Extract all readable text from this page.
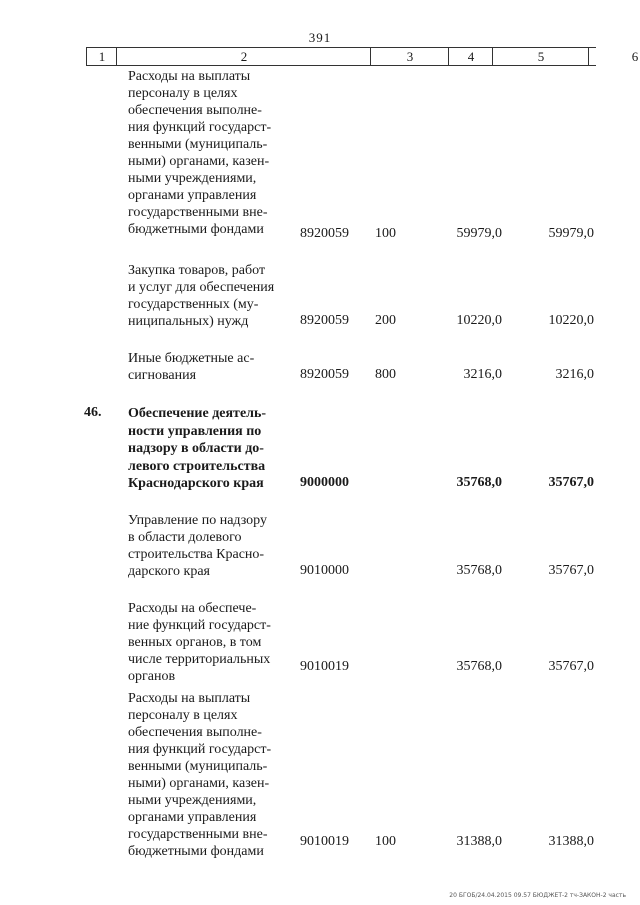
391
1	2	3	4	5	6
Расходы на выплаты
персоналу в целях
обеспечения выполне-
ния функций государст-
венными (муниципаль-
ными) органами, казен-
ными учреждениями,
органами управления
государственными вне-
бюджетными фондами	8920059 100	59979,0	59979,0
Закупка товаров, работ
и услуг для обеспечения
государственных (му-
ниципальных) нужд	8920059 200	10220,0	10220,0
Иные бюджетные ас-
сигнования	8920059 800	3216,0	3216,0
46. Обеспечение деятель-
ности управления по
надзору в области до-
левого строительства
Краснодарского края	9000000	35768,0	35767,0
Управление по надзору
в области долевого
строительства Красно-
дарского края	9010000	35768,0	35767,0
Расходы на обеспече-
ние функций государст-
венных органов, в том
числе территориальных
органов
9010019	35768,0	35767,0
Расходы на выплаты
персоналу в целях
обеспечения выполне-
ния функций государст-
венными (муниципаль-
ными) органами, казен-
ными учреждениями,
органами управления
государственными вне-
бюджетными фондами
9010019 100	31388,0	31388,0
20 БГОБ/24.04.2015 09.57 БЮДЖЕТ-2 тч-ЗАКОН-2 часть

Required work -> Images should not appear in the copy; retype the listing above exactly.

Worked solution ->
Extract all readable text from this page.
391
1	2	3	4	5	6
Расходы на выплаты
персоналу в целях
обеспечения выполне-
ния функций государст-
венными (муниципаль-
ными) органами, казен-
ными учреждениями,
органами управления
государственными вне-
бюджетными фондами	8920059 100	59979,0	59979,0
Закупка товаров, работ
и услуг для обеспечения
государственных (му-
ниципальных) нужд	8920059 200	10220,0	10220,0
Иные бюджетные ас-
сигнования	8920059 800	3216,0	3216,0
46. Обеспечение деятель-
ности управления по
надзору в области до-
левого строительства
Краснодарского края	9000000	35768,0	35767,0
Управление по надзору
в области долевого
строительства Красно-
дарского края	9010000	35768,0	35767,0
Расходы на обеспече-
ние функций государст-
венных органов, в том
числе территориальных
органов
9010019	35768,0	35767,0
Расходы на выплаты
персоналу в целях
обеспечения выполне-
ния функций государст-
венными (муниципаль-
ными) органами, казен-
ными учреждениями,
органами управления
государственными вне-
бюджетными фондами
9010019 100	31388,0	31388,0
20 БГОБ/24.04.2015 09.57 БЮДЖЕТ-2 тч-ЗАКОН-2 часть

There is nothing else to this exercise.